Answer with a single number: how many lines in the listing below include "city"?
________
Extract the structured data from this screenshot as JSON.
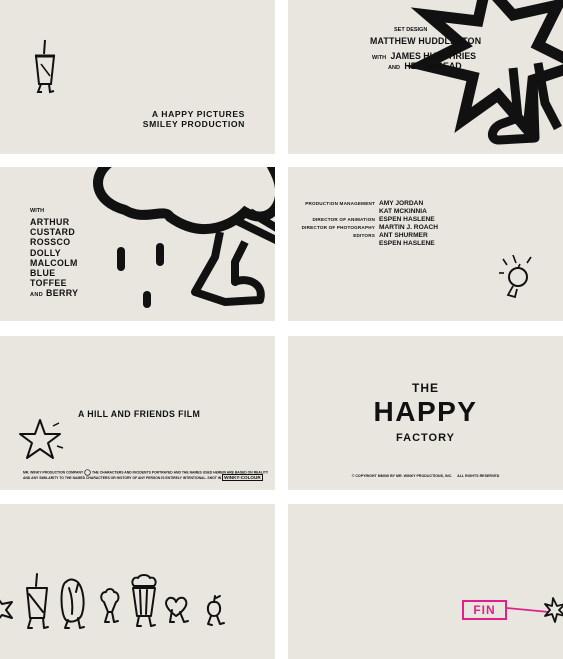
{
  "panel1": {
    "line1": "A HAPPY PICTURES",
    "line2": "SMILEY PRODUCTION"
  },
  "panel2": {
    "role": "SET DESIGN",
    "name1": "MATTHEW HUDDLESTON",
    "with": "WITH",
    "name2": "JAMES HUMPHRIES",
    "and": "AND",
    "name3": "HELEN READ"
  },
  "panel3": {
    "with": "WITH",
    "names": [
      "ARTHUR",
      "CUSTARD",
      "ROSSCO",
      "DOLLY",
      "MALCOLM",
      "BLUE",
      "TOFFEE"
    ],
    "and": "AND",
    "last": "BERRY"
  },
  "panel4": {
    "credits": [
      {
        "role": "PRODUCTION MANAGEMENT",
        "names": [
          "AMY JORDAN",
          "KAT MCKINNIA"
        ]
      },
      {
        "role": "DIRECTOR OF ANIMATION",
        "names": [
          "ESPEN HASLENE"
        ]
      },
      {
        "role": "DIRECTOR OF PHOTOGRAPHY",
        "names": [
          "MARTIN J. ROACH"
        ]
      },
      {
        "role": "EDITORS",
        "names": [
          "ANT SHURMER",
          "ESPEN HASLENE"
        ]
      }
    ]
  },
  "panel5": {
    "title": "A HILL AND FRIENDS FILM",
    "disclaimer1a": "MR. WINKY PRODUCTION COMPANY",
    "disclaimer1b": "THE CHARACTERS AND INCIDENTS PORTRAYED AND THE NAMES USED HEREIN ARE BASED ON REALITY",
    "disclaimer2a": "AND ANY SIMILARITY TO THE NAMED CHARACTERS OR HISTORY OF ANY PERSON IS ENTIRELY INTENTIONAL. SHOT IN",
    "disclaimer2b": "WINKY-COLOUR"
  },
  "panel6": {
    "the": "THE",
    "happy": "HAPPY",
    "factory": "FACTORY",
    "copyright": "© COPYRIGHT MMXIII BY MR. WINKY PRODUCTIONS, INC.     ALL RIGHTS RESERVED"
  },
  "panel8": {
    "fin": "FIN"
  },
  "colors": {
    "background": "#e8e6df",
    "ink": "#111111",
    "fin_accent": "#e0208a"
  }
}
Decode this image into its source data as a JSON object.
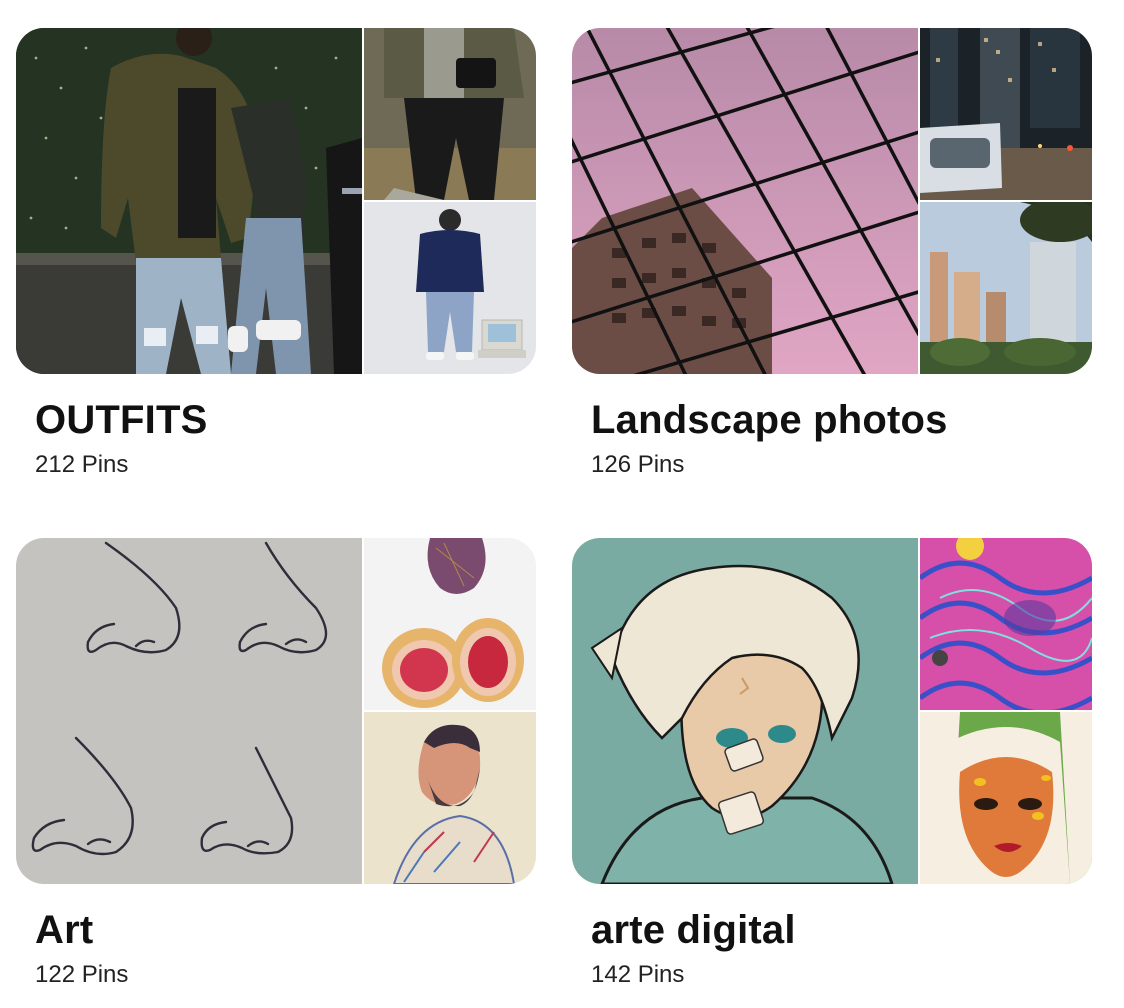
{
  "boards": [
    {
      "title": "OUTFITS",
      "count": "212 Pins",
      "images": [
        "man-in-green-bomber-jacket-photo",
        "man-with-crossbody-bag-photo",
        "man-in-navy-sweatshirt-with-old-computer-photo"
      ]
    },
    {
      "title": "Landscape photos",
      "count": "126 Pins",
      "images": [
        "chain-link-fence-pink-sky-photo",
        "snowy-city-street-at-night-photo",
        "city-skyline-with-trees-photo"
      ]
    },
    {
      "title": "Art",
      "count": "122 Pins",
      "images": [
        "nose-sketches-drawing",
        "fig-fruit-illustration",
        "bearded-man-portrait-drawing"
      ]
    },
    {
      "title": "arte digital",
      "count": "142 Pins",
      "images": [
        "white-haired-anime-boy-illustration",
        "psychedelic-pink-blue-illustration",
        "woman-with-bees-illustration"
      ]
    }
  ]
}
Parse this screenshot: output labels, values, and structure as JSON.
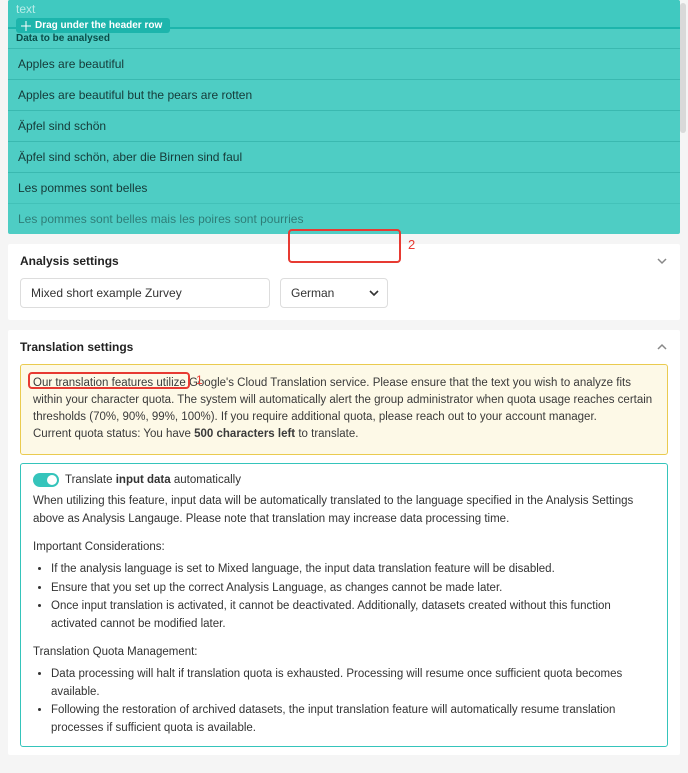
{
  "table": {
    "header": "text",
    "drag_hint": "Drag under the header row",
    "sub_header": "Data to be analysed",
    "rows": [
      "Apples are beautiful",
      "Apples are beautiful but the pears are rotten",
      "Äpfel sind schön",
      "Äpfel sind schön, aber die Birnen sind faul",
      "Les pommes sont belles",
      "Les pommes sont belles mais les poires sont pourries"
    ]
  },
  "analysis": {
    "title": "Analysis settings",
    "name_value": "Mixed short example Zurvey",
    "language_value": "German",
    "callout": "2"
  },
  "translation": {
    "title": "Translation settings",
    "callout": "1",
    "warning": {
      "p1": "Our translation features utilize Google's Cloud Translation service. Please ensure that the text you wish to analyze fits within your character quota. The system will automatically alert the group administrator when quota usage reaches certain thresholds (70%, 90%, 99%, 100%). If you require additional quota, please reach out to your account manager.",
      "quota_prefix": "Current quota status: You have ",
      "quota_bold": "500 characters left",
      "quota_suffix": " to translate."
    },
    "toggle": {
      "prefix": "Translate ",
      "bold": "input data",
      "suffix": " automatically"
    },
    "desc": "When utilizing this feature, input data will be automatically translated to the language specified in the Analysis Settings above as Analysis Langauge. Please note that translation may increase data processing time.",
    "considerations_title": "Important Considerations:",
    "considerations": [
      "If the analysis language is set to Mixed language, the input data translation feature will be disabled.",
      "Ensure that you set up the correct Analysis Language, as changes cannot be made later.",
      "Once input translation is activated, it cannot be deactivated. Additionally, datasets created without this function activated cannot be modified later."
    ],
    "quota_mgmt_title": "Translation Quota Management:",
    "quota_mgmt": [
      "Data processing will halt if translation quota is exhausted. Processing will resume once sufficient quota becomes available.",
      "Following the restoration of archived datasets, the input translation feature will automatically resume translation processes if sufficient quota is available."
    ]
  }
}
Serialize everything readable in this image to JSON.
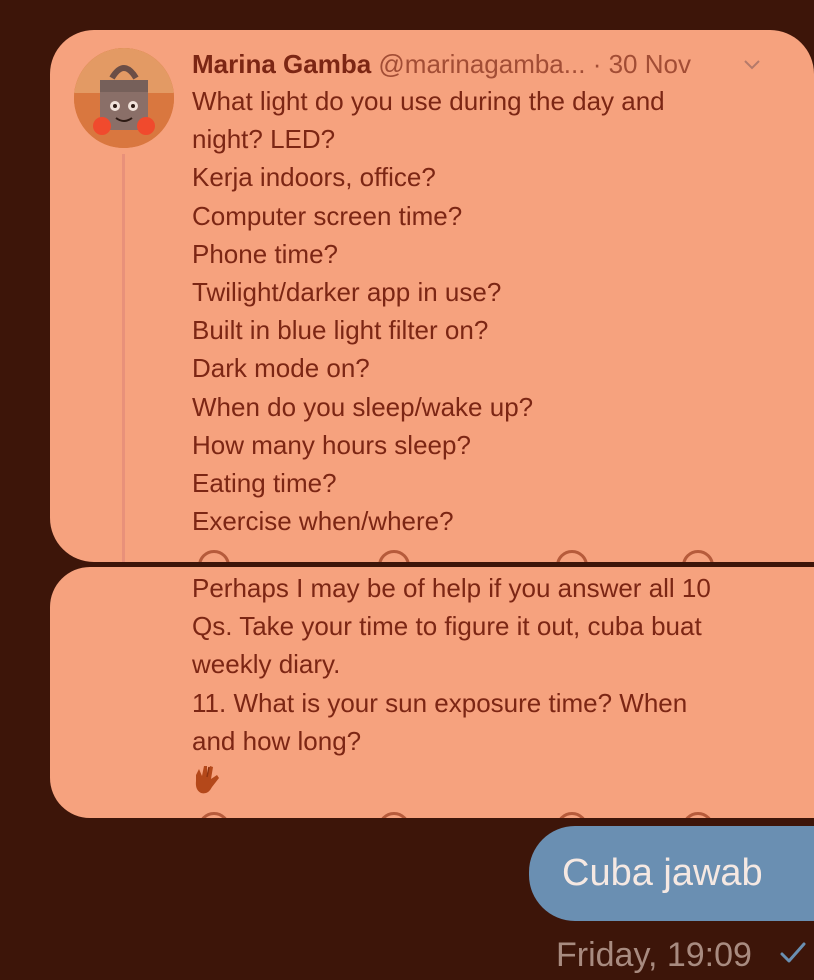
{
  "tweet": {
    "author_name": "Marina Gamba",
    "handle": "@marinagamba...",
    "separator": "·",
    "date": "30 Nov",
    "lines": [
      "What light do you use during the day and",
      "night? LED?",
      "Kerja indoors, office?",
      "Computer screen time?",
      "Phone time?",
      "Twilight/darker app in use?",
      "Built in blue light filter on?",
      "Dark mode on?",
      "When do you sleep/wake up?",
      "How many hours sleep?",
      "Eating time?",
      "Exercise when/where?"
    ]
  },
  "reply": {
    "lines": [
      "Perhaps I may be of help if you answer all 10",
      "Qs. Take your time to figure it out, cuba buat",
      "weekly diary.",
      "11. What is your sun exposure time? When",
      "and how long?"
    ],
    "emoji": "vulcan-salute"
  },
  "message": {
    "text": "Cuba jawab",
    "time": "Friday, 19:09",
    "status_icon": "check-icon"
  },
  "colors": {
    "background": "#3d1509",
    "card": "#f6a27e",
    "text": "#7c2614",
    "bubble": "#6a8fb2",
    "check": "#6a8fb2"
  }
}
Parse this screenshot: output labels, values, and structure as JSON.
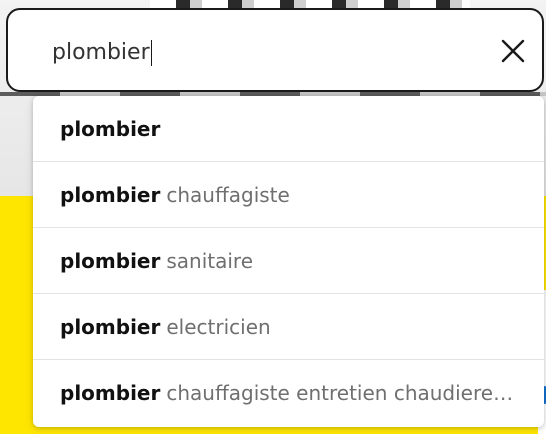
{
  "search": {
    "query": "plombier"
  },
  "suggestions": [
    {
      "match": "plombier",
      "rest": ""
    },
    {
      "match": "plombier",
      "rest": "chauffagiste"
    },
    {
      "match": "plombier",
      "rest": "sanitaire"
    },
    {
      "match": "plombier",
      "rest": "electricien"
    },
    {
      "match": "plombier",
      "rest": "chauffagiste entretien chaudieres…"
    }
  ],
  "colors": {
    "accent_yellow": "#ffe600",
    "input_border": "#1a1a1a",
    "match_text": "#111111",
    "completion_text": "#6f6f6f"
  },
  "icons": {
    "clear": "close-icon"
  }
}
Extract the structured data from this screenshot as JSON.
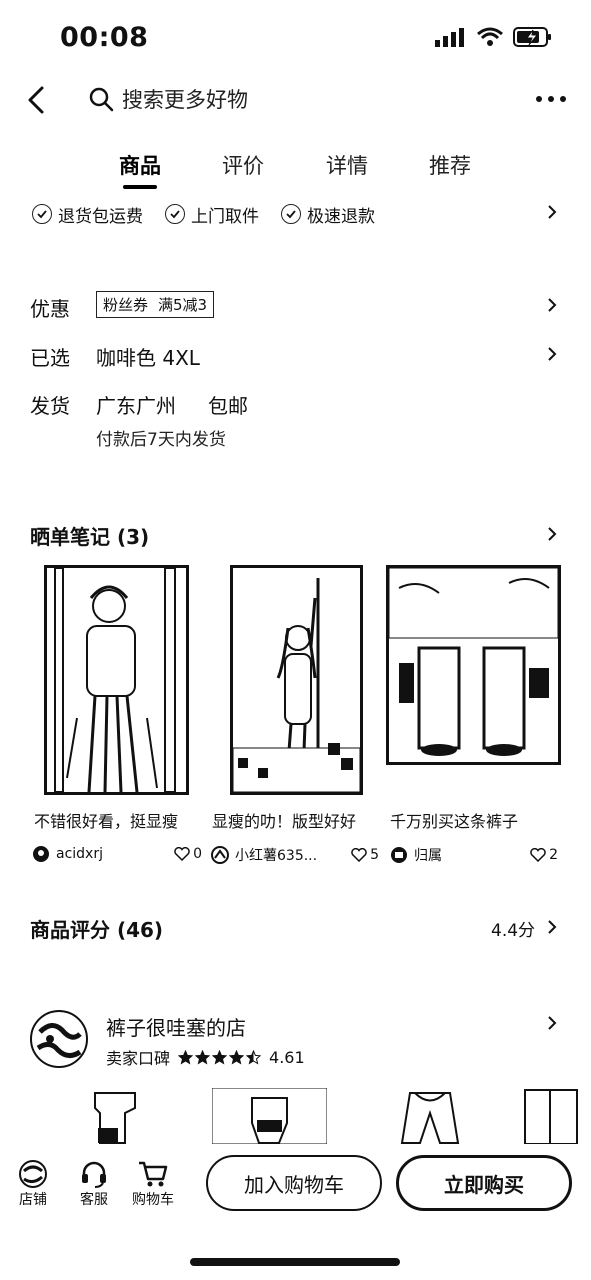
{
  "status_bar": {
    "time": "00:08"
  },
  "topbar": {
    "search_placeholder": "搜索更多好物"
  },
  "tabs": [
    {
      "label": "商品"
    },
    {
      "label": "评价"
    },
    {
      "label": "详情"
    },
    {
      "label": "推荐"
    }
  ],
  "services": [
    {
      "label": "退货包运费"
    },
    {
      "label": "上门取件"
    },
    {
      "label": "极速退款"
    }
  ],
  "promo": {
    "label": "优惠",
    "coupon_tag": "粉丝券",
    "coupon_value": "满5减3"
  },
  "selected": {
    "label": "已选",
    "value": "咖啡色 4XL"
  },
  "shipping": {
    "label": "发货",
    "origin": "广东广州",
    "free": "包邮",
    "note": "付款后7天内发货"
  },
  "notes": {
    "title": "晒单笔记 (3)",
    "items": [
      {
        "caption": "不错很好看，挺显瘦",
        "author": "acidxrj",
        "likes": "0"
      },
      {
        "caption": "显瘦的叻！版型好好",
        "author": "小红薯635...",
        "likes": "5"
      },
      {
        "caption": "千万别买这条裤子",
        "author": "归属",
        "likes": "2"
      }
    ]
  },
  "reviews": {
    "title": "商品评分 (46)",
    "score": "4.4分"
  },
  "shop": {
    "name": "裤子很哇塞的店",
    "reputation_label": "卖家口碑",
    "rating": "4.61",
    "stars": 4.5
  },
  "bottom_bar": {
    "shop_label": "店铺",
    "service_label": "客服",
    "cart_label": "购物车",
    "add_to_cart": "加入购物车",
    "buy_now": "立即购买"
  }
}
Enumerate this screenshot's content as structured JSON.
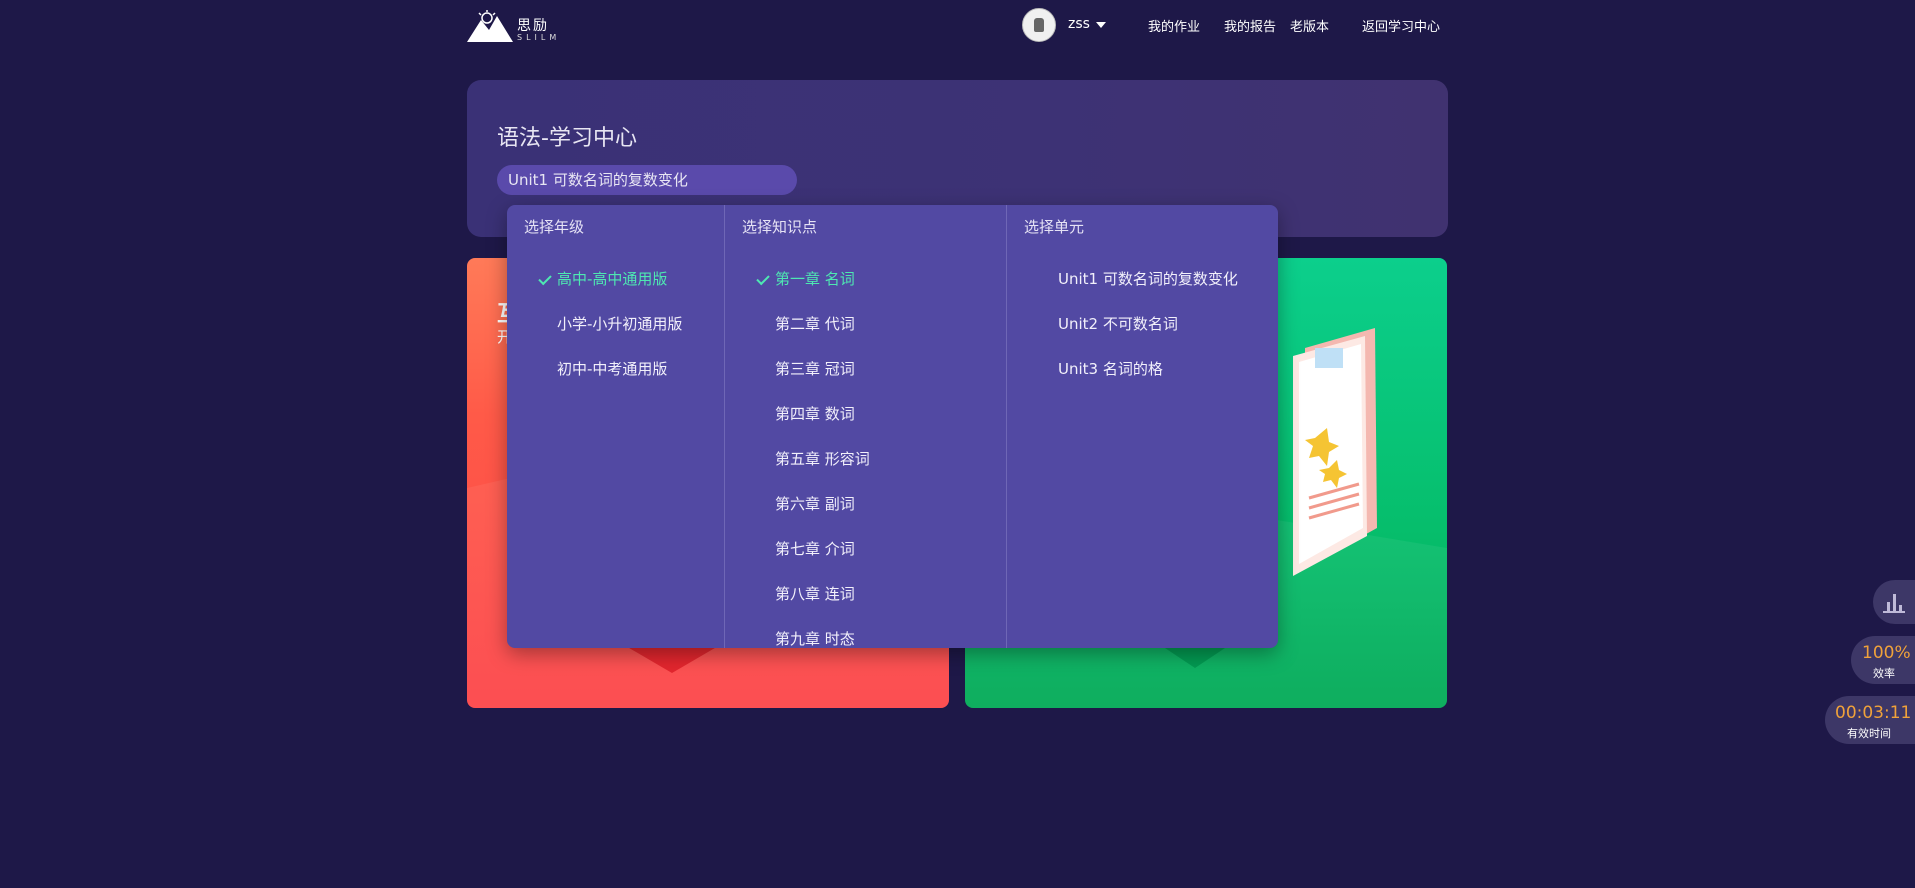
{
  "nav": {
    "logo_cn": "思励",
    "logo_en": "SLILM",
    "username": "zss",
    "links": [
      "我的作业",
      "我的报告",
      "老版本",
      "返回学习中心"
    ]
  },
  "header": {
    "title": "语法-学习中心",
    "selected_unit": "Unit1 可数名词的复数变化"
  },
  "cards": {
    "red": {
      "title": "互",
      "subtitle": "开"
    }
  },
  "dropdown": {
    "grade": {
      "label": "选择年级",
      "options": [
        "高中-高中通用版",
        "小学-小升初通用版",
        "初中-中考通用版"
      ],
      "selected": "高中-高中通用版"
    },
    "topic": {
      "label": "选择知识点",
      "options": [
        "第一章 名词",
        "第二章 代词",
        "第三章 冠词",
        "第四章 数词",
        "第五章 形容词",
        "第六章 副词",
        "第七章 介词",
        "第八章 连词",
        "第九章 时态"
      ],
      "selected": "第一章 名词"
    },
    "unit": {
      "label": "选择单元",
      "options": [
        "Unit1 可数名词的复数变化",
        "Unit2 不可数名词",
        "Unit3 名词的格"
      ]
    }
  },
  "widgets": {
    "stats_icon": "bar-chart-icon",
    "efficiency_value": "100%",
    "efficiency_label": "效率",
    "time_value": "00:03:11",
    "time_label": "有效时间"
  },
  "colors": {
    "background": "#1e1848",
    "panel": "#5249a3",
    "active": "#4ee8b2",
    "accent_orange": "#f0a23a"
  }
}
________
Problem solution: 2